- [Recorded information]

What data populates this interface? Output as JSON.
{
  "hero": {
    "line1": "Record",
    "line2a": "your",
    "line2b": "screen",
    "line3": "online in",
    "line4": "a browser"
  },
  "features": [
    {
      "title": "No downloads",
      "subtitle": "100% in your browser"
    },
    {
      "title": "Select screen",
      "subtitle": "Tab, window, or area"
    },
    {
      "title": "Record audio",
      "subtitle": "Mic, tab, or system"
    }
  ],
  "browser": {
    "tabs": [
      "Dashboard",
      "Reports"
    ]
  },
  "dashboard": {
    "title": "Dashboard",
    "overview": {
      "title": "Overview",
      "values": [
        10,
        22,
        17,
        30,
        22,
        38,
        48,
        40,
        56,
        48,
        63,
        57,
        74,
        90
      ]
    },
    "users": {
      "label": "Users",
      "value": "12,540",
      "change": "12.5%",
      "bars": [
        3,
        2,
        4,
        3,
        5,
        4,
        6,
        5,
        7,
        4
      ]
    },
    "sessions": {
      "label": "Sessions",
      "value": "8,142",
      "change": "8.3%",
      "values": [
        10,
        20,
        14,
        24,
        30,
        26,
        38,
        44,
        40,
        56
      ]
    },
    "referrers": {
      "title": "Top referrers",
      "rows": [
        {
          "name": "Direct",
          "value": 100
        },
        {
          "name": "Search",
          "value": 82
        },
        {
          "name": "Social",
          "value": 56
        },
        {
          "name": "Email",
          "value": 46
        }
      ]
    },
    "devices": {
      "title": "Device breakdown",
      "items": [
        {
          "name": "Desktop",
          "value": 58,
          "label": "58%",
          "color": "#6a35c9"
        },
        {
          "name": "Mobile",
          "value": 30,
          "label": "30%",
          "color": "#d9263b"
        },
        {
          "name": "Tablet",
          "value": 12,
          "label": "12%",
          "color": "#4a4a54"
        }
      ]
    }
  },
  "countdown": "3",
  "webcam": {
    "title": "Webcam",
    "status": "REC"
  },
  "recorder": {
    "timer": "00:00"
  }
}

- [Stated goal]
Exactly reproduce all of the entries.

- [Full output]
What data populates this interface? Output as JSON.
{
  "hero": {
    "line1": "Record",
    "line2a": "your",
    "line2b": "screen",
    "line3": "online in",
    "line4": "a browser"
  },
  "features": [
    {
      "title": "No downloads",
      "subtitle": "100% in your browser"
    },
    {
      "title": "Select screen",
      "subtitle": "Tab, window, or area"
    },
    {
      "title": "Record audio",
      "subtitle": "Mic, tab, or system"
    }
  ],
  "browser": {
    "tabs": [
      "Dashboard",
      "Reports"
    ]
  },
  "dashboard": {
    "title": "Dashboard",
    "overview": {
      "title": "Overview",
      "values": [
        10,
        22,
        17,
        30,
        22,
        38,
        48,
        40,
        56,
        48,
        63,
        57,
        74,
        90
      ]
    },
    "users": {
      "label": "Users",
      "value": "12,540",
      "change": "12.5%",
      "bars": [
        3,
        2,
        4,
        3,
        5,
        4,
        6,
        5,
        7,
        4
      ]
    },
    "sessions": {
      "label": "Sessions",
      "value": "8,142",
      "change": "8.3%",
      "values": [
        10,
        20,
        14,
        24,
        30,
        26,
        38,
        44,
        40,
        56
      ]
    },
    "referrers": {
      "title": "Top referrers",
      "rows": [
        {
          "name": "Direct",
          "value": 100
        },
        {
          "name": "Search",
          "value": 82
        },
        {
          "name": "Social",
          "value": 56
        },
        {
          "name": "Email",
          "value": 46
        }
      ]
    },
    "devices": {
      "title": "Device breakdown",
      "items": [
        {
          "name": "Desktop",
          "value": 58,
          "label": "58%",
          "color": "#6a35c9"
        },
        {
          "name": "Mobile",
          "value": 30,
          "label": "30%",
          "color": "#d9263b"
        },
        {
          "name": "Tablet",
          "value": 12,
          "label": "12%",
          "color": "#4a4a54"
        }
      ]
    }
  },
  "countdown": "3",
  "webcam": {
    "title": "Webcam",
    "status": "REC"
  },
  "recorder": {
    "timer": "00:00"
  }
}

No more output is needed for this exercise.